-- BEGIN Provided text --

As the title says, I have 3 Circle.
Each one have different radius. I know the radius of each circles.
Also know the center points of each circle.
Now I need to know how I can calculate the intersecting point of three circles programmatically, is there is any formula or something?
It may look like below image
You could get help from this C code. Porting it to Java should not be challenging. Explanation is here. Search for/scroll to: intersection of two circles
Using this method, find the intersection of any two circles, let's say (x,y). Now the third circle will intersect at point x,y only if distance between its center and point x,y is equal to r.
If distance(center,point) == r, then x,y is the intersection point.
If distance(center,point) != r, then no such point exists.
Code (ported from here; all credit goes to original author):
private boolean calculateThreeCircleIntersection(double x0, double y0, double r0,
double x1, double y1, double r1,
double x2, double y2, double r2)
{
double a, dx, dy, d, h, rx, ry;
double point2_x, point2_y;
/* dx and dy are the vertical and horizontal distances between
* the circle centers.
*/
dx = x1 - x0;
dy = y1 - y0;
/* Determine the straight-line distance between the centers. */
d = Math.sqrt((dy*dy) + (dx*dx));
/* Check for solvability. */
if (d > (r0 + r1))
{
/* no solution. circles do not intersect. */
return false;
}
if (d < Math.abs(r0 - r1))

-- END Provided text --

Exercise task: Reproduce the entire thread above on finding where three circles intersect, word for word.

-- BEGIN Information shown --

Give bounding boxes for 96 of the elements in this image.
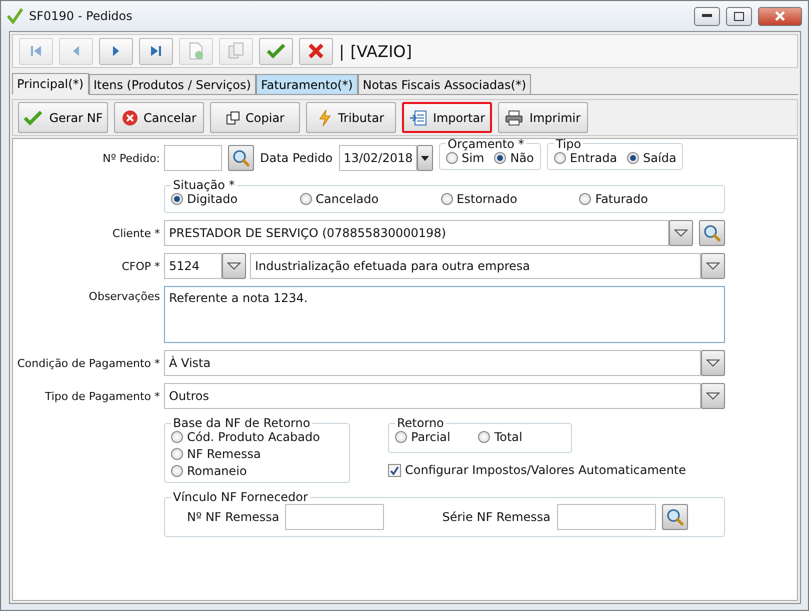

-- END Information shown --

Correct output:
As the title says, I have 3 Circle.
Each one have different radius. I know the radius of each circles.
Also know the center points of each circle.
Now I need to know how I can calculate the intersecting point of three circles programmatically, is there is any formula or something?
It may look like below image
You could get help from this C code. Porting it to Java should not be challenging. Explanation is here. Search for/scroll to: intersection of two circles
Using this method, find the intersection of any two circles, let's say (x,y). Now the third circle will intersect at point x,y only if distance between its center and point x,y is equal to r.
If distance(center,point) == r, then x,y is the intersection point.
If distance(center,point) != r, then no such point exists.
Code (ported from here; all credit goes to original author):
private boolean calculateThreeCircleIntersection(double x0, double y0, double r0,
double x1, double y1, double r1,
double x2, double y2, double r2)
{
double a, dx, dy, d, h, rx, ry;
double point2_x, point2_y;
/* dx and dy are the vertical and horizontal distances between
* the circle centers.
*/
dx = x1 - x0;
dy = y1 - y0;
/* Determine the straight-line distance between the centers. */
d = Math.sqrt((dy*dy) + (dx*dx));
/* Check for solvability. */
if (d > (r0 + r1))
{
/* no solution. circles do not intersect. */
return false;
}
if (d < Math.abs(r0 - r1))